» **Brief**: Exactly as written, transcribe the lines that run from the one containing "Convert this screenshot" to the end of the records below.

Stored data:
____
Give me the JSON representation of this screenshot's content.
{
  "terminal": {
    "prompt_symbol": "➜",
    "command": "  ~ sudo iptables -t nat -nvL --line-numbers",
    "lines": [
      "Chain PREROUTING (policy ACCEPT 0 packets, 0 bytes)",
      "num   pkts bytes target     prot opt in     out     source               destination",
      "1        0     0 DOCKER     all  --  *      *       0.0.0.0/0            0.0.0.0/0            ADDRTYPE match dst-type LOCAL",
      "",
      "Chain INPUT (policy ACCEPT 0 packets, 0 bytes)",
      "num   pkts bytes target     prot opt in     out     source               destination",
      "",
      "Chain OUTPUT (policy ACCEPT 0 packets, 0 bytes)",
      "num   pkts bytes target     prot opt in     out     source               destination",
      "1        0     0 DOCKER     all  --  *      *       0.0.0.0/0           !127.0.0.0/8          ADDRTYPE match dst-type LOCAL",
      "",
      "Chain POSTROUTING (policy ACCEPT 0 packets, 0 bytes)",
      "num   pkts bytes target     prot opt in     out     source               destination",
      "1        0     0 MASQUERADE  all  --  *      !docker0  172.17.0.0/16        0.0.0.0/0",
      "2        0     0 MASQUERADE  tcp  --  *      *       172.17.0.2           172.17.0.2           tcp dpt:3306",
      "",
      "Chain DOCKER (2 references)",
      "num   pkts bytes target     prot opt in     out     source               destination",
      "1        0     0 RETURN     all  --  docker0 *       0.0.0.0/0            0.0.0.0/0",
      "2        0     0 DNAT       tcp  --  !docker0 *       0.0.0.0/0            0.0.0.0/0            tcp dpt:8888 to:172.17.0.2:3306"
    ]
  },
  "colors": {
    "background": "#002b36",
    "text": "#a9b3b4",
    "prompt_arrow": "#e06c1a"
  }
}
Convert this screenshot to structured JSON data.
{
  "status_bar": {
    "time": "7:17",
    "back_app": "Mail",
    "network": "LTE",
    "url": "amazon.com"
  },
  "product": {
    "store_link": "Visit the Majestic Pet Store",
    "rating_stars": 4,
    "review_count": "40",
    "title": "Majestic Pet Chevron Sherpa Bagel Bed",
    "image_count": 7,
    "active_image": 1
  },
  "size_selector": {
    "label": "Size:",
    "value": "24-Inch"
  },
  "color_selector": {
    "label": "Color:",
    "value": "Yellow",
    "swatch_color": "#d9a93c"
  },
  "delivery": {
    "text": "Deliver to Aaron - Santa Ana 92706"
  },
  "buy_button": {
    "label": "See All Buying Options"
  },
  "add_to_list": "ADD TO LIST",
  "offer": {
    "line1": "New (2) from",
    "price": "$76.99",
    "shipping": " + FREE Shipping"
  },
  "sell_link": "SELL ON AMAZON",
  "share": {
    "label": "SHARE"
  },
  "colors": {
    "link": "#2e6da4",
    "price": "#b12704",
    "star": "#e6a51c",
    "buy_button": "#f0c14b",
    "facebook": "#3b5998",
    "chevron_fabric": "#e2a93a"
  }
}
____
» **Answer in full**:
Convert this screenshot to structured JSON data.
{
  "status_bar": {
    "time": "7:17",
    "back_app": "Mail",
    "network": "LTE",
    "url": "amazon.com"
  },
  "product": {
    "store_link": "Visit the Majestic Pet Store",
    "rating_stars": 4,
    "review_count": "40",
    "title": "Majestic Pet Chevron Sherpa Bagel Bed",
    "image_count": 7,
    "active_image": 1
  },
  "size_selector": {
    "label": "Size:",
    "value": "24-Inch"
  },
  "color_selector": {
    "label": "Color:",
    "value": "Yellow",
    "swatch_color": "#d9a93c"
  },
  "delivery": {
    "text": "Deliver to Aaron - Santa Ana 92706"
  },
  "buy_button": {
    "label": "See All Buying Options"
  },
  "add_to_list": "ADD TO LIST",
  "offer": {
    "line1": "New (2) from",
    "price": "$76.99",
    "shipping": " + FREE Shipping"
  },
  "sell_link": "SELL ON AMAZON",
  "share": {
    "label": "SHARE"
  },
  "colors": {
    "link": "#2e6da4",
    "price": "#b12704",
    "star": "#e6a51c",
    "buy_button": "#f0c14b",
    "facebook": "#3b5998",
    "chevron_fabric": "#e2a93a"
  }
}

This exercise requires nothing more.